**GIVEN INSTRUCTION**
Separate out the lines that hold "Major".

**INPUT**
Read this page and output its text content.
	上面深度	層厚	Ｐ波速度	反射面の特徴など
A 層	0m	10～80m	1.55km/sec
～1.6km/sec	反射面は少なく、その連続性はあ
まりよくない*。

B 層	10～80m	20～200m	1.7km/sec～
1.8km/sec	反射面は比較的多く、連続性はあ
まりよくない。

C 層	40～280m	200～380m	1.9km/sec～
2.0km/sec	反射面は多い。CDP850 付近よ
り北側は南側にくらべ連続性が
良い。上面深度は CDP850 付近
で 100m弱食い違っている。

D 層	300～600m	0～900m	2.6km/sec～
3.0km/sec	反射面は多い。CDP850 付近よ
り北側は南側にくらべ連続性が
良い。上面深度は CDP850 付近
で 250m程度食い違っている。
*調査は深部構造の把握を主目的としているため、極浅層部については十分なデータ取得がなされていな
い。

--

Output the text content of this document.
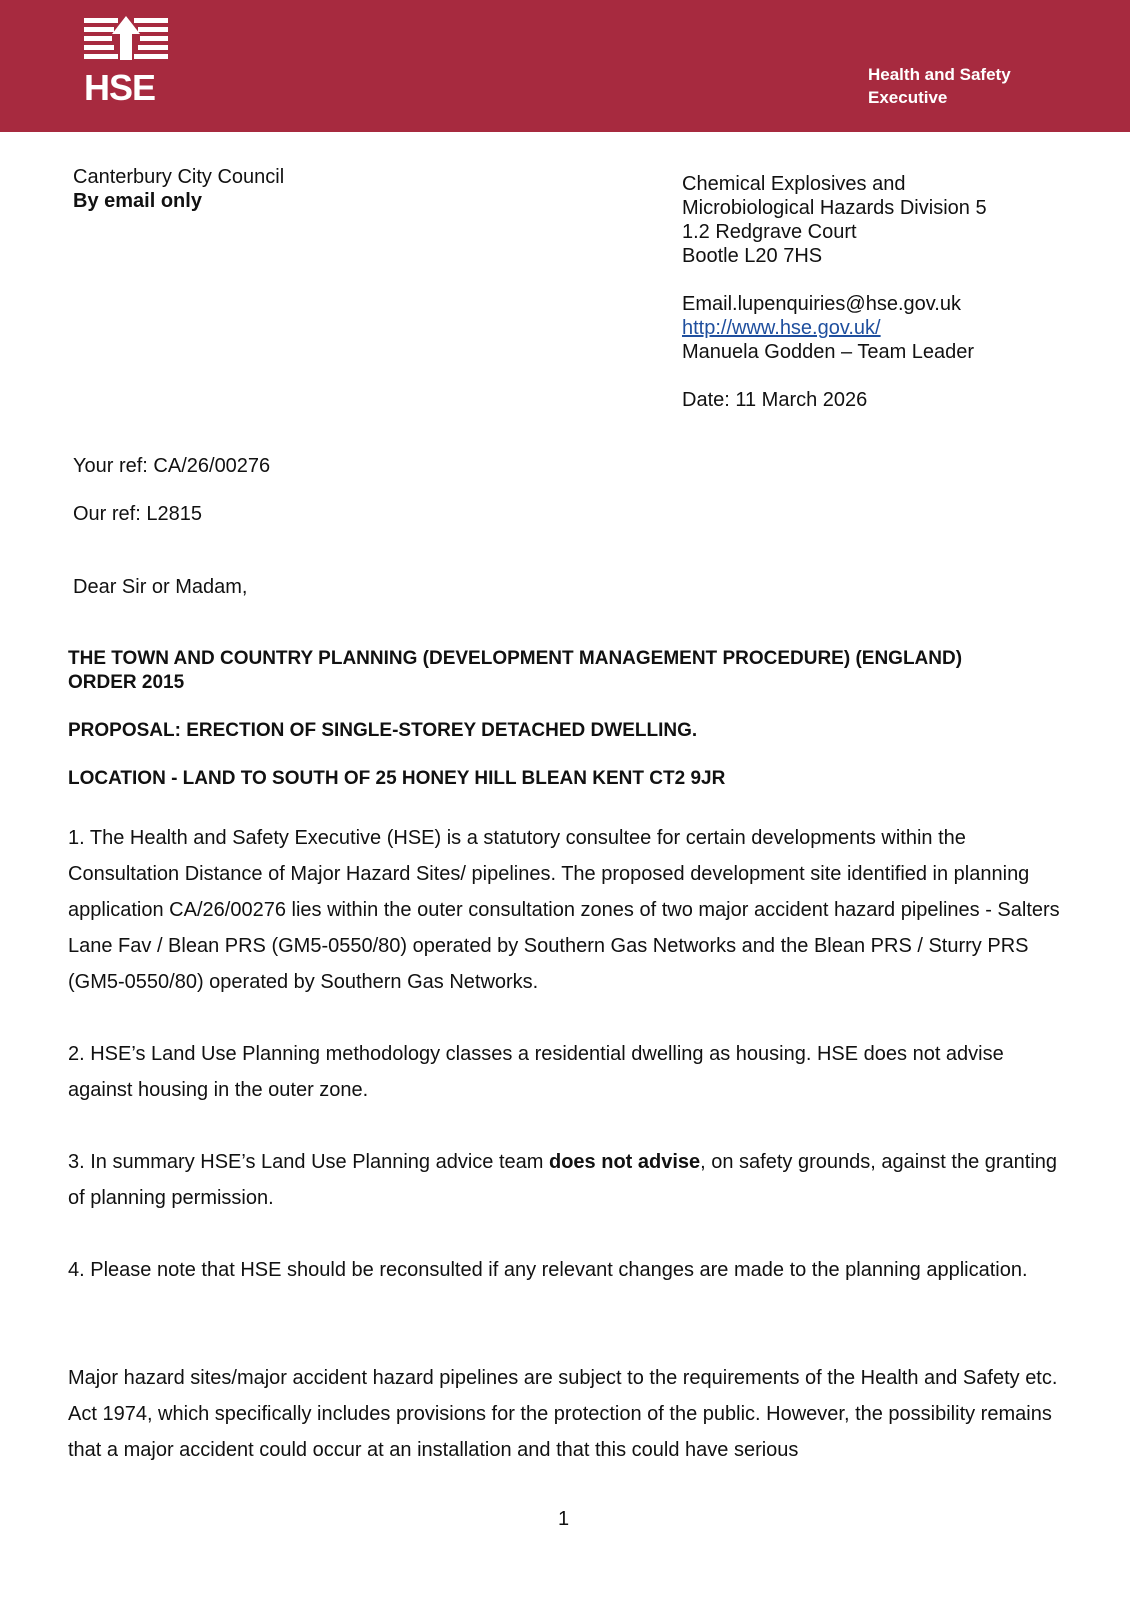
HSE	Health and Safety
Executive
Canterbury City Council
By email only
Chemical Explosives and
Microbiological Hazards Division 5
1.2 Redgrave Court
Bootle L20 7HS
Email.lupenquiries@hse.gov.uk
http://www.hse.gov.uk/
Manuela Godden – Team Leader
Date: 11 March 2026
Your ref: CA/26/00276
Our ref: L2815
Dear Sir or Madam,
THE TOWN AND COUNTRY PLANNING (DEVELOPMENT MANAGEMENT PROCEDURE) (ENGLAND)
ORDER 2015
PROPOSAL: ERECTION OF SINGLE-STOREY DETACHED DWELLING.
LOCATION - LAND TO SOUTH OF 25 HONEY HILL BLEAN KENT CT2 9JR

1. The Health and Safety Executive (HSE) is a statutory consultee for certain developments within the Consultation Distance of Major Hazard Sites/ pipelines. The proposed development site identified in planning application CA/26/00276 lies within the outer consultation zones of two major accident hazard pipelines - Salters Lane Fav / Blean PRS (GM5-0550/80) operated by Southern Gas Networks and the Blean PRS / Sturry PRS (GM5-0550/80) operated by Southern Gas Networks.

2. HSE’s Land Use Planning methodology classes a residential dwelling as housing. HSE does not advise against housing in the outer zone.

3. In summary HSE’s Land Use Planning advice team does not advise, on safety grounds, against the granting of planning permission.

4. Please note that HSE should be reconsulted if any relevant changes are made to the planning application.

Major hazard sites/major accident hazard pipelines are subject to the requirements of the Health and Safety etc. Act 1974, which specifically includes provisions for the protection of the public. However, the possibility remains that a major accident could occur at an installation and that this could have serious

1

...

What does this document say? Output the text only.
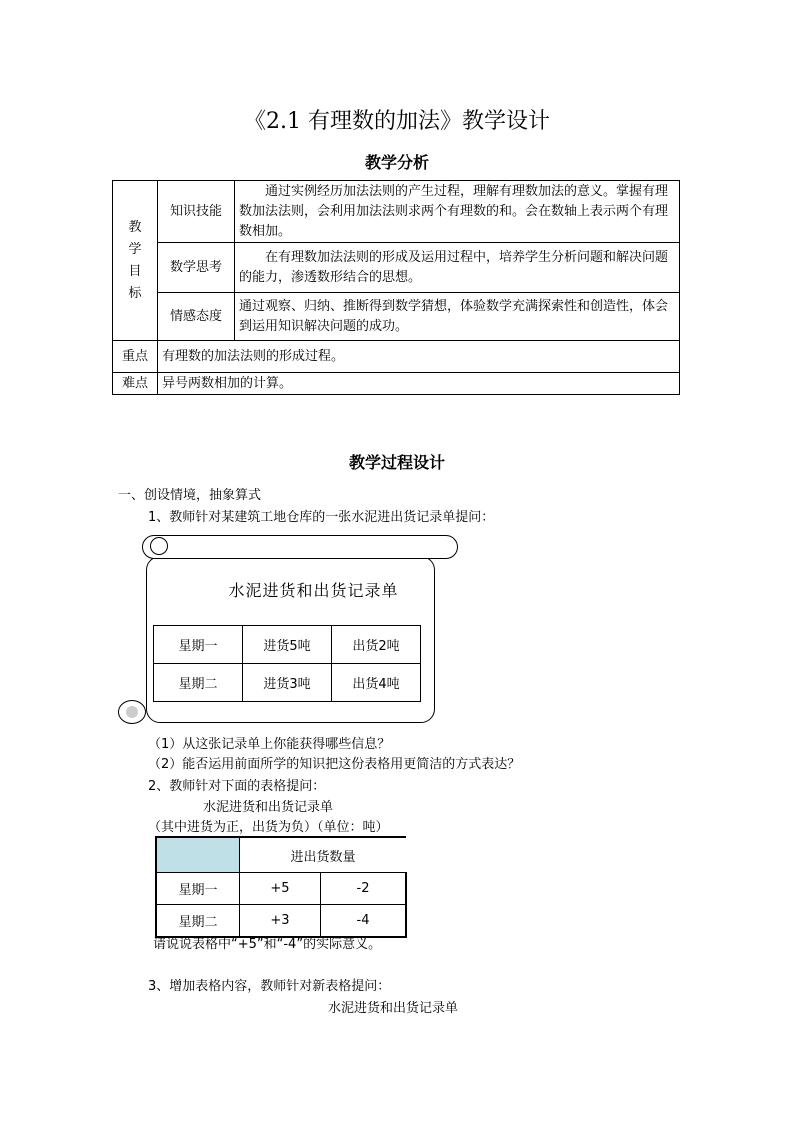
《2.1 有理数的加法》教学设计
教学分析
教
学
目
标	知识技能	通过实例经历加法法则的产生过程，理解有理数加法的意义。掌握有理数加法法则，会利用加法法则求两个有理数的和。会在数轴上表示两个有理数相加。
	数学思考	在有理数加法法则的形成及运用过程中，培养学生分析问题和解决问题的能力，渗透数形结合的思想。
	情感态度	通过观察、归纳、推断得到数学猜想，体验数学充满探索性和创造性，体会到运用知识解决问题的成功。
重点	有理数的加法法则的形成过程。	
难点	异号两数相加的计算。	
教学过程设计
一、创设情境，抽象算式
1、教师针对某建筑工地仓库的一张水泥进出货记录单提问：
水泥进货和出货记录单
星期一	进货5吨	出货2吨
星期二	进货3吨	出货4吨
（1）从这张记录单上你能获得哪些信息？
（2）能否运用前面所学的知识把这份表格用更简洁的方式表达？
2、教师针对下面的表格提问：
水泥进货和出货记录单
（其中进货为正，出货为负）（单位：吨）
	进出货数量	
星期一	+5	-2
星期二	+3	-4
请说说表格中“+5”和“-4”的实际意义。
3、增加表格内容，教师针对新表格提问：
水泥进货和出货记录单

**IN RESPONSE**
1. The Health and Safety Executive (HSE) is a statutory consultee for certain developments within the Consultation Distance of Major Hazard Sites/ pipelines. The proposed development site identified in planning application CA/26/00276 lies within the outer consultation zones of two major accident hazard pipelines - Salters Lane Fav / Blean PRS (GM5-0550/80) operated by Southern Gas Networks and the Blean PRS / Sturry PRS (GM5-0550/80) operated by Southern Gas Networks.
Major hazard sites/major accident hazard pipelines are subject to the requirements of the Health and Safety etc. Act 1974, which specifically includes provisions for the protection of the public. However, the possibility remains that a major accident could occur at an installation and that this could have serious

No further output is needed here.